**Task instructions**
Restate each of the lines given below, word for word.

=-=-=

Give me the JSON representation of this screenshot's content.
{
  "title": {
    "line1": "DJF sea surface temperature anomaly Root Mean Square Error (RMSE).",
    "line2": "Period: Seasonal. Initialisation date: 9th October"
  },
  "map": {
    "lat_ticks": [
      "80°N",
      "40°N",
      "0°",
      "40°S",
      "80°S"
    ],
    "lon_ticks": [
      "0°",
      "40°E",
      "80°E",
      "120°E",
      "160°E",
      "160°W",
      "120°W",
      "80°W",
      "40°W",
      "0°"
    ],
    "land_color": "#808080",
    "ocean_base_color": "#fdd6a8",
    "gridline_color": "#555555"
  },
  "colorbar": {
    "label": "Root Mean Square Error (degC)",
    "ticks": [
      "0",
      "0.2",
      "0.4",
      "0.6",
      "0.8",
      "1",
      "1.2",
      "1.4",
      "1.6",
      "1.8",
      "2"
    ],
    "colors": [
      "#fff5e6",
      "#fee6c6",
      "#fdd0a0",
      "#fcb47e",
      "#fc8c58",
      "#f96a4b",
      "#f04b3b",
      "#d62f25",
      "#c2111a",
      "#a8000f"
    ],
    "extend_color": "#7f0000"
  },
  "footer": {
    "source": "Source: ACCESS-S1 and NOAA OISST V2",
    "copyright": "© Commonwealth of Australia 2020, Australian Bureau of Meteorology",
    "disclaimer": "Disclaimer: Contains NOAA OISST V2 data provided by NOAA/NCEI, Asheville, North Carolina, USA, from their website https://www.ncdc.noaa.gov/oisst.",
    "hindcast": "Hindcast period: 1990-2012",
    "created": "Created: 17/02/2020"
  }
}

=-=-=

**Answer for this exercise**
Give me the JSON representation of this screenshot's content.
{
  "title": {
    "line1": "DJF sea surface temperature anomaly Root Mean Square Error (RMSE).",
    "line2": "Period: Seasonal. Initialisation date: 9th October"
  },
  "map": {
    "lat_ticks": [
      "80°N",
      "40°N",
      "0°",
      "40°S",
      "80°S"
    ],
    "lon_ticks": [
      "0°",
      "40°E",
      "80°E",
      "120°E",
      "160°E",
      "160°W",
      "120°W",
      "80°W",
      "40°W",
      "0°"
    ],
    "land_color": "#808080",
    "ocean_base_color": "#fdd6a8",
    "gridline_color": "#555555"
  },
  "colorbar": {
    "label": "Root Mean Square Error (degC)",
    "ticks": [
      "0",
      "0.2",
      "0.4",
      "0.6",
      "0.8",
      "1",
      "1.2",
      "1.4",
      "1.6",
      "1.8",
      "2"
    ],
    "colors": [
      "#fff5e6",
      "#fee6c6",
      "#fdd0a0",
      "#fcb47e",
      "#fc8c58",
      "#f96a4b",
      "#f04b3b",
      "#d62f25",
      "#c2111a",
      "#a8000f"
    ],
    "extend_color": "#7f0000"
  },
  "footer": {
    "source": "Source: ACCESS-S1 and NOAA OISST V2",
    "copyright": "© Commonwealth of Australia 2020, Australian Bureau of Meteorology",
    "disclaimer": "Disclaimer: Contains NOAA OISST V2 data provided by NOAA/NCEI, Asheville, North Carolina, USA, from their website https://www.ncdc.noaa.gov/oisst.",
    "hindcast": "Hindcast period: 1990-2012",
    "created": "Created: 17/02/2020"
  }
}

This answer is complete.